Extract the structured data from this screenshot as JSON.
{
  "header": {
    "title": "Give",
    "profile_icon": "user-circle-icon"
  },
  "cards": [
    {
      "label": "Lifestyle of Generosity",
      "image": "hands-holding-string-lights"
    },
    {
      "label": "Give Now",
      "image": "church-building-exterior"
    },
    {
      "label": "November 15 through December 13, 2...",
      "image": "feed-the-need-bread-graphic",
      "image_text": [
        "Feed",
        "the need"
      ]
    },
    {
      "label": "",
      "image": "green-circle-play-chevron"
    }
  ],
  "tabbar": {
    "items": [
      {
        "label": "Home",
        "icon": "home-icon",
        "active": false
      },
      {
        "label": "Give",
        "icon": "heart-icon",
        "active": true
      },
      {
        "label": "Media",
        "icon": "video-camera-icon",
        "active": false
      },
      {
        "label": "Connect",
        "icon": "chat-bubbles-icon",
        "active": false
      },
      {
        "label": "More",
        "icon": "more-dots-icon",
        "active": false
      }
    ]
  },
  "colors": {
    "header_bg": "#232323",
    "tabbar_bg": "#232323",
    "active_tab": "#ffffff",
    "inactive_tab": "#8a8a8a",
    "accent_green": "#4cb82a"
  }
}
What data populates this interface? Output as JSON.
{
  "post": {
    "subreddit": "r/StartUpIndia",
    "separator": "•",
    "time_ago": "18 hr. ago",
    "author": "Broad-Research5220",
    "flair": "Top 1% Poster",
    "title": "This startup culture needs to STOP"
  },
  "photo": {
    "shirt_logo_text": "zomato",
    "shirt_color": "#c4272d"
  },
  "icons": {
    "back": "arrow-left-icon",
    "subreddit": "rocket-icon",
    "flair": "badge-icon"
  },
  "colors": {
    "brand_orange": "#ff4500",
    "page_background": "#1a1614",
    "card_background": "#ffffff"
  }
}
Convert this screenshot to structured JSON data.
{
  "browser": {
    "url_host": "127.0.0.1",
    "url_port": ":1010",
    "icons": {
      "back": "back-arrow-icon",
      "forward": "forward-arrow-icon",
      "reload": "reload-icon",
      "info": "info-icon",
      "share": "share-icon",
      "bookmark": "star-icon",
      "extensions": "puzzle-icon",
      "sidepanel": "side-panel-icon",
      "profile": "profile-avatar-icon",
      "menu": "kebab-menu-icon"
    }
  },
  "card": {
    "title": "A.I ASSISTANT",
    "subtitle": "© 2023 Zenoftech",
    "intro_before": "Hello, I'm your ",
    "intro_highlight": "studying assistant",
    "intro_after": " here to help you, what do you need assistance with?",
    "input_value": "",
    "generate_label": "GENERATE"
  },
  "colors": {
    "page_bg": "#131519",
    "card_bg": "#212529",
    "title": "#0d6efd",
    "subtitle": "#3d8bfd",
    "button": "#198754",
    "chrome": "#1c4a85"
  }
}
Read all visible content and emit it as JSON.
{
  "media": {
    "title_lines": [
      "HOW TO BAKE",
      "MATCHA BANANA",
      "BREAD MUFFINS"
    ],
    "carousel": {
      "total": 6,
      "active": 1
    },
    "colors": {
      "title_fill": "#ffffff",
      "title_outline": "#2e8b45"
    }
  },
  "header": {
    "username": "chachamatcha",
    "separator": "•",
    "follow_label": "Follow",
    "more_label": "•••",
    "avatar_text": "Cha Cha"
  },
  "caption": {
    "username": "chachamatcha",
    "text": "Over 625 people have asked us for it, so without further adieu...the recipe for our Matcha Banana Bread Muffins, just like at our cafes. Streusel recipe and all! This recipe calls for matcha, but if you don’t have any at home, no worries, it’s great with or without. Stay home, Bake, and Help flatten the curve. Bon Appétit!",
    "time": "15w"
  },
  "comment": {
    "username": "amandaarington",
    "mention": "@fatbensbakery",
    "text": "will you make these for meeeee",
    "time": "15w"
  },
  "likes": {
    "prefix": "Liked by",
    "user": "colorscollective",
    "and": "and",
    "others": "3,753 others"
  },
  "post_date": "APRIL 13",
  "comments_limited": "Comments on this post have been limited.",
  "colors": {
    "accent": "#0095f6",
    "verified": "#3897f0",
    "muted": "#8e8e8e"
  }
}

----------

# Aim of the exercise:
Pick out each line in the material containing "with".

# Output for this exercise:
    "intro_after": " here to help you, what do you need assistance with?",
    "text": "Over 625 people have asked us for it, so without further adieu...the recipe for our Matcha Banana Bread Muffins, just like at our cafes. Streusel recipe and all! This recipe calls for matcha, but if you don’t have any at home, no worries, it’s great with or without. Stay home, Bake, and Help flatten the curve. Bon Appétit!",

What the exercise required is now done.